• _PROVIDED RECORDS_

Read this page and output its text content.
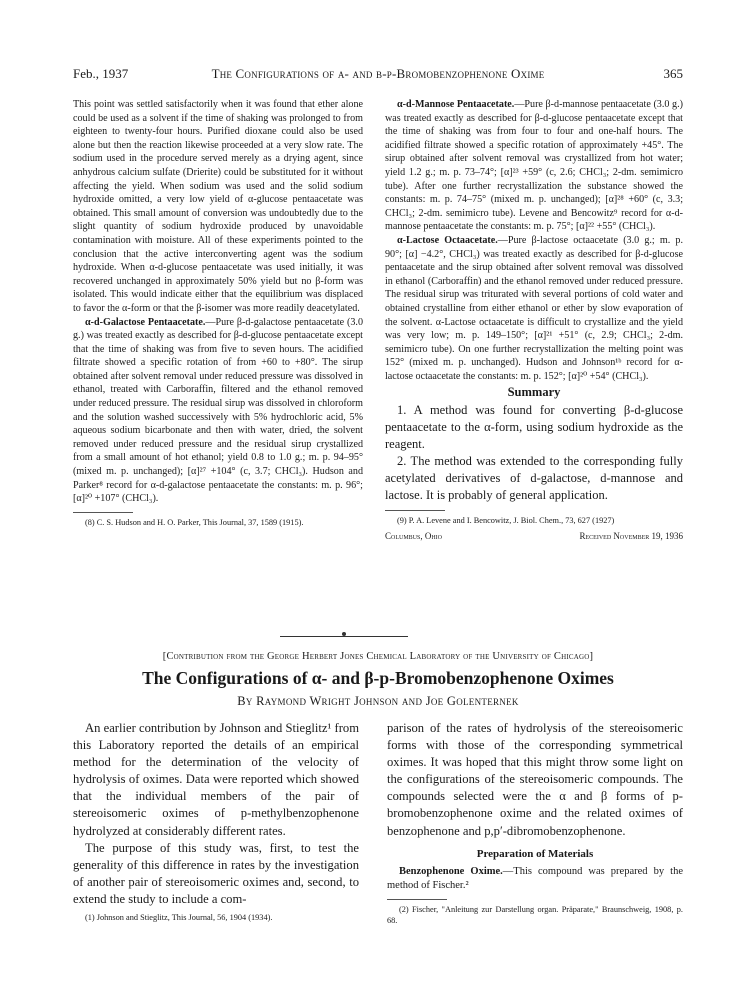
Feb., 1937	The Configurations of α- and β-p-Bromobenzophenone Oxime	365

This point was settled satisfactorily when it was found that ether alone could be used as a solvent if the time of shaking was prolonged to from eighteen to twenty-four hours. Purified dioxane could also be used alone but then the reaction likewise proceeded at a very slow rate. The sodium used in the procedure served merely as a drying agent, since anhydrous calcium sulfate (Drierite) could be substituted for it without affecting the yield. When sodium was used and the solid sodium hydroxide omitted, a very low yield of α-glucose pentaacetate was obtained. This small amount of conversion was undoubtedly due to the slight quantity of sodium hydroxide produced by unavoidable contamination with moisture. All of these experiments pointed to the conclusion that the active interconverting agent was the sodium hydroxide. When α-d-glucose pentaacetate was used initially, it was recovered unchanged in approximately 50% yield but no β-form was isolated. This would indicate either that the equilibrium was displaced to favor the α-form or that the β-isomer was more readily deacetylated.

α-d-Galactose Pentaacetate.—Pure β-d-galactose pentaacetate (3.0 g.) was treated exactly as described for β-d-glucose pentaacetate except that the time of shaking was from five to seven hours. The acidified filtrate showed a specific rotation of from +60 to +80°. The sirup obtained after solvent removal under reduced pressure was dissolved in ethanol, treated with Carboraffin, filtered and the ethanol removed under reduced pressure. The residual sirup was dissolved in chloroform and the solution washed successively with 5% hydrochloric acid, 5% aqueous sodium bicarbonate and then with water, dried, the solvent removed under reduced pressure and the residual sirup crystallized from a small amount of hot ethanol; yield 0.8 to 1.0 g.; m. p. 94–95° (mixed m. p. unchanged); [α]²⁷ +104° (c, 3.7; CHCl₃). Hudson and Parker⁸ record for α-d-galactose pentaacetate the constants: m. p. 96°; [α]²⁰ +107° (CHCl₃).

(8) C. S. Hudson and H. O. Parker, This Journal, 37, 1589 (1915).

α-d-Mannose Pentaacetate.—Pure β-d-mannose pentaacetate (3.0 g.) was treated exactly as described for β-d-glucose pentaacetate except that the time of shaking was from four to four and one-half hours. The acidified filtrate showed a specific rotation of approximately +45°. The sirup obtained after solvent removal was crystallized from hot water; yield 1.2 g.; m. p. 73–74°; [α]²³ +59° (c, 2.6; CHCl₃; 2-dm. semimicro tube). After one further recrystallization the substance showed the constants: m. p. 74–75° (mixed m. p. unchanged); [α]²⁸ +60° (c, 3.3; CHCl₃; 2-dm. semimicro tube). Levene and Bencowitz⁹ record for α-d-mannose pentaacetate the constants: m. p. 75°; [α]²² +55° (CHCl₃).

α-Lactose Octaacetate.—Pure β-lactose octaacetate (3.0 g.; m. p. 90°; [α] −4.2°, CHCl₃) was treated exactly as described for β-d-glucose pentaacetate and the sirup obtained after solvent removal was dissolved in ethanol (Carboraffin) and the ethanol removed under reduced pressure. The residual sirup was triturated with several portions of cold water and obtained crystalline from either ethanol or ether by slow evaporation of the solvent. α-Lactose octaacetate is difficult to crystallize and the yield was very low; m. p. 149–150°; [α]²¹ +51° (c, 2.9; CHCl₃; 2-dm. semimicro tube). On one further recrystallization the melting point was 152° (mixed m. p. unchanged). Hudson and Johnson¹ᵇ record for α-lactose octaacetate the constants: m. p. 152°; [α]²⁰ +54° (CHCl₃).

Summary

1. A method was found for converting β-d-glucose pentaacetate to the α-form, using sodium hydroxide as the reagent.

2. The method was extended to the corresponding fully acetylated derivatives of d-galactose, d-mannose and lactose. It is probably of general application.

(9) P. A. Levene and I. Bencowitz, J. Biol. Chem., 73, 627 (1927)

Columbus, Ohio	Received November 19, 1936
[Contribution from the George Herbert Jones Chemical Laboratory of the University of Chicago]
The Configurations of α- and β-p-Bromobenzophenone Oximes
By Raymond Wright Johnson and Joe Golenternek

An earlier contribution by Johnson and Stieglitz¹ from this Laboratory reported the details of an empirical method for the determination of the velocity of hydrolysis of oximes. Data were reported which showed that the individual members of the pair of stereoisomeric oximes of p-methylbenzophenone hydrolyzed at considerably different rates.

The purpose of this study was, first, to test the generality of this difference in rates by the investigation of another pair of stereoisomeric oximes and, second, to extend the study to include a com-

(1) Johnson and Stieglitz, This Journal, 56, 1904 (1934).

parison of the rates of hydrolysis of the stereoisomeric forms with those of the corresponding symmetrical oximes. It was hoped that this might throw some light on the configurations of the stereoisomeric compounds. The compounds selected were the α and β forms of p-bromobenzophenone oxime and the related oximes of benzophenone and p,p′-dibromobenzophenone.

Preparation of Materials

Benzophenone Oxime.—This compound was prepared by the method of Fischer.²

(2) Fischer, "Anleitung zur Darstellung organ. Präparate," Braunschweig, 1908, p. 68.
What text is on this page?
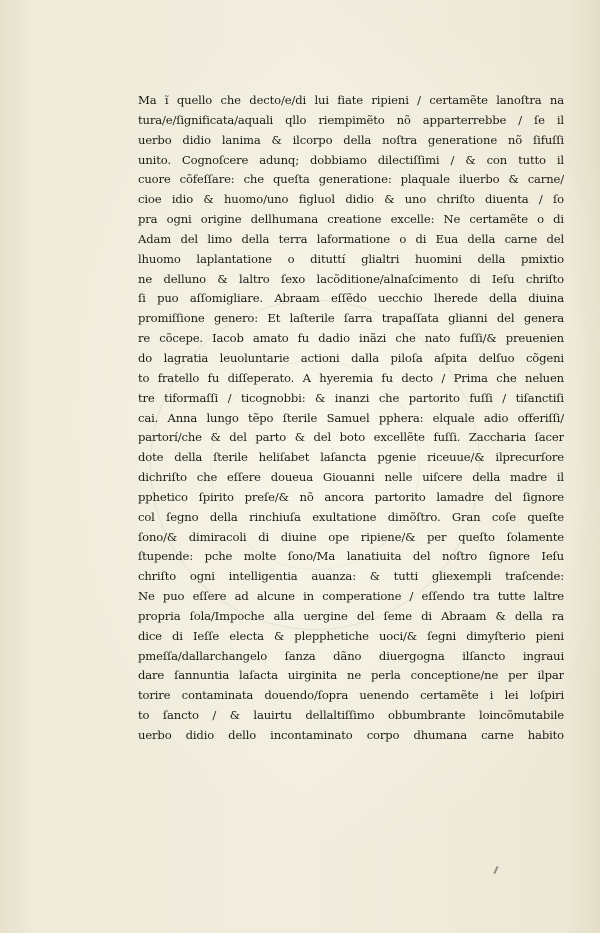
Ma ĩ quello che decto/e/di lui fiate ripieni / certamẽte lanoſtra na
tura/e/ſignificata/aquali qllo riempimẽto nõ apparterrebbe / ſe il
uerbo didio lanima & ilcorpo della noſtra generatione nõ ſifuſſi
unito. Cognoſcere adunq; dobbiamo dilectiſſimi / & con tutto il
cuore cõfeſſare: che queſta generatione: plaquale iluerbo & carne/
cioe idio & huomo/uno figluol didio & uno chriſto diuenta / ſo
pra ogni origine dellhumana creatione excelle: Ne certamẽte o di
Adam del limo della terra laformatione o di Eua della carne del
lhuomo laplantatione o dituttí glialtri huomini della pmixtio
ne delluno & laltro ſexo lacõditione/alnaſcimento di Ieſu chriſto
ſi puo aſſomigliare. Abraam eſſẽdo uecchio lherede della diuina
promiſſione genero: Et laſterile ſarra trapaſſata glianni del genera
re cõcepe. Iacob amato fu dadio inãzi che nato fuſſi/& preuenien
do lagratia leuoluntarie actioni dalla piloſa aſpita delſuo cõgeni
to fratello fu diſſeperato. A hyeremia fu decto / Prima che neluen
tre tiformaſſi / ticognobbi: & inanzi che partorito fuſſi / tiſanctiſi
cai. Anna lungo tẽpo ſterile Samuel pphera: elquale adio offeriſſi/
partorí/che & del parto & del boto excellẽte fuſſi. Zaccharia ſacer
dote della ſterile heliſabet laſancta pgenie riceuue/& ilprecurſore
dichriſto che eſſere doueua Giouanni nelle uiſcere della madre il
pphetico ſpirito preſe/& nõ ancora partorito lamadre del ſignore
col ſegno della rinchiuſa exultatione dimõſtro. Gran coſe queſte
ſono/& dimiracoli di diuine ope ripiene/& per queſto ſolamente
ſtupende: pche molte ſono/Ma lanatiuita del noſtro ſignore Ieſu
chriſto ogni intelligentia auanza: & tutti gliexempli traſcende:
Ne puo eſſere ad alcune in comperatione / eſſendo tra tutte laltre
propria ſola/Impoche alla uergine del ſeme di Abraam & della ra
dice di Ieſſe electa & plepphetiche uoci/& ſegni dimyſterio pieni
pmeſſa/dallarchangelo ſanza dãno diuergogna ilſancto ingraui
dare ſannuntia laſacta uirginita ne perla conceptione/ne per ilpar
torire contaminata douendo/ſopra uenendo certamẽte i lei loſpiri
to ſancto / & lauirtu dellaltiſſimo obbumbrante loincõmutabile
uerbo didio dello incontaminato corpo dhumana carne habito
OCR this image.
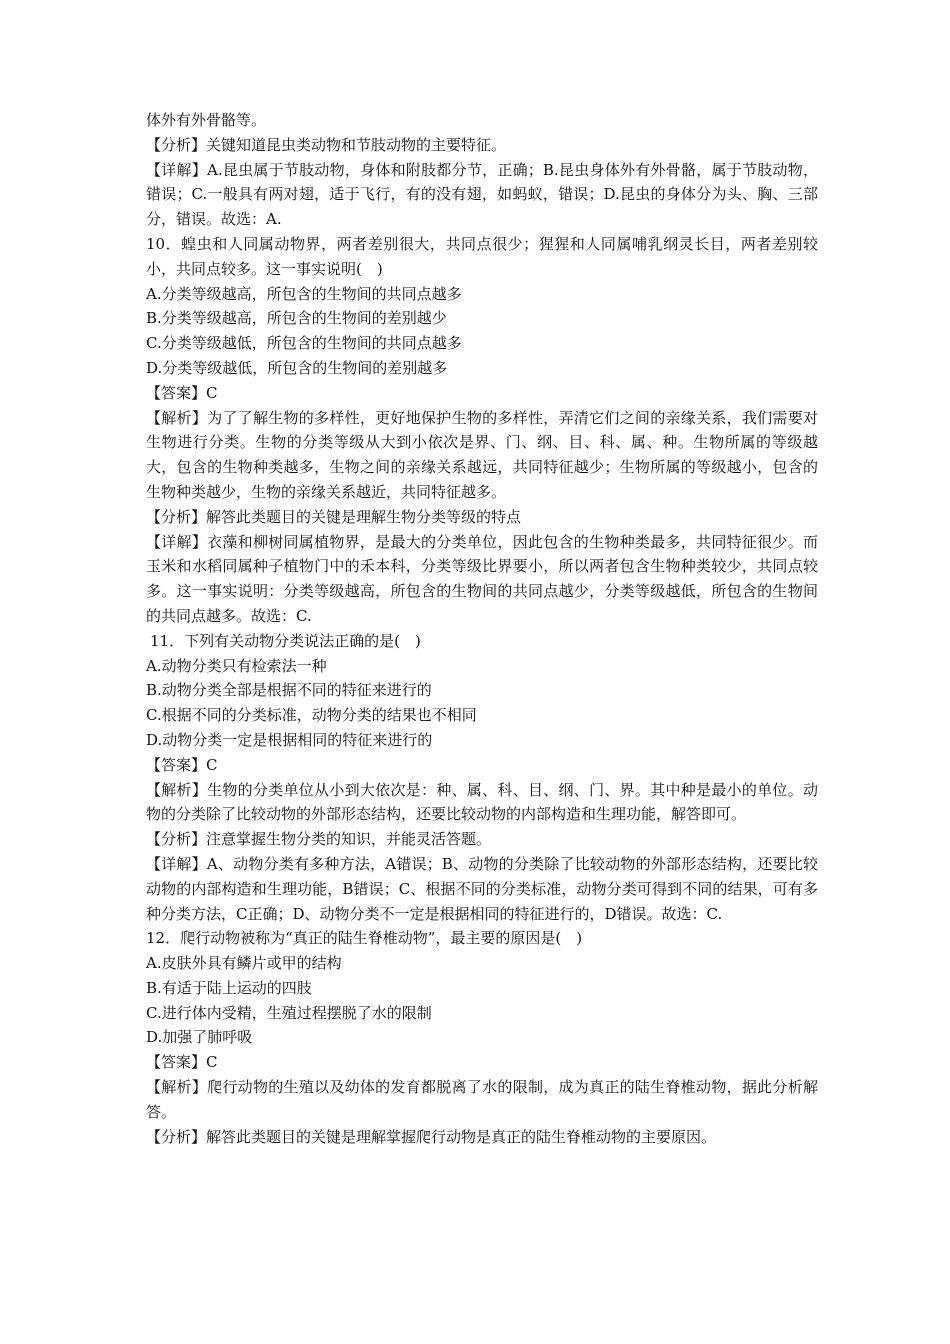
体外有外骨骼等。

【分析】关键知道昆虫类动物和节肢动物的主要特征。

【详解】A.昆虫属于节肢动物，身体和附肢都分节，正确；B.昆虫身体外有外骨骼，属于节肢动物，错误；C.一般具有两对翅，适于飞行，有的没有翅，如蚂蚁，错误；D.昆虫的身体分为头、胸、三部分，错误。故选：A.

10．蝗虫和人同属动物界，两者差别很大，共同点很少；猩猩和人同属哺乳纲灵长目，两者差别较小，共同点较多。这一事实说明(　)

A.分类等级越高，所包含的生物间的共同点越多

B.分类等级越高，所包含的生物间的差别越少

C.分类等级越低，所包含的生物间的共同点越多

D.分类等级越低，所包含的生物间的差别越多

【答案】C

【解析】为了了解生物的多样性，更好地保护生物的多样性，弄清它们之间的亲缘关系，我们需要对生物进行分类。生物的分类等级从大到小依次是界、门、纲、目、科、属、种。生物所属的等级越大，包含的生物种类越多，生物之间的亲缘关系越远，共同特征越少；生物所属的等级越小，包含的生物种类越少，生物的亲缘关系越近，共同特征越多。

【分析】解答此类题目的关键是理解生物分类等级的特点

【详解】衣藻和柳树同属植物界，是最大的分类单位，因此包含的生物种类最多，共同特征很少。而玉米和水稻同属种子植物门中的禾本科，分类等级比界要小，所以两者包含生物种类较少，共同点较多。这一事实说明：分类等级越高，所包含的生物间的共同点越少，分类等级越低，所包含的生物间的共同点越多。故选：C.

11．下列有关动物分类说法正确的是(　)

A.动物分类只有检索法一种

B.动物分类全部是根据不同的特征来进行的

C.根据不同的分类标准，动物分类的结果也不相同

D.动物分类一定是根据相同的特征来进行的

【答案】C

【解析】生物的分类单位从小到大依次是：种、属、科、目、纲、门、界。其中种是最小的单位。动物的分类除了比较动物的外部形态结构，还要比较动物的内部构造和生理功能，解答即可。

【分析】注意掌握生物分类的知识，并能灵活答题。

【详解】A、动物分类有多种方法，A错误；B、动物的分类除了比较动物的外部形态结构，还要比较动物的内部构造和生理功能，B错误；C、根据不同的分类标准，动物分类可得到不同的结果，可有多种分类方法，C正确；D、动物分类不一定是根据相同的特征进行的，D错误。故选：C.

12．爬行动物被称为“真正的陆生脊椎动物”，最主要的原因是(　)

A.皮肤外具有鳞片或甲的结构

B.有适于陆上运动的四肢

C.进行体内受精，生殖过程摆脱了水的限制

D.加强了肺呼吸

【答案】C

【解析】爬行动物的生殖以及幼体的发育都脱离了水的限制，成为真正的陆生脊椎动物，据此分析解答。

【分析】解答此类题目的关键是理解掌握爬行动物是真正的陆生脊椎动物的主要原因。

• _OBJECTIVE_
Search the material above for "分类等级越高". Pull out each line where it shows up.

• _PROBLEM SOLUTION_
A.分类等级越高，所包含的生物间的共同点越多
B.分类等级越高，所包含的生物间的差别越少
【详解】衣藻和柳树同属植物界，是最大的分类单位，因此包含的生物种类最多，共同特征很少。而玉米和水稻同属种子植物门中的禾本科，分类等级比界要小，所以两者包含生物种类较少，共同点较多。这一事实说明：分类等级越高，所包含的生物间的共同点越少，分类等级越低，所包含的生物间的共同点越多。故选：C.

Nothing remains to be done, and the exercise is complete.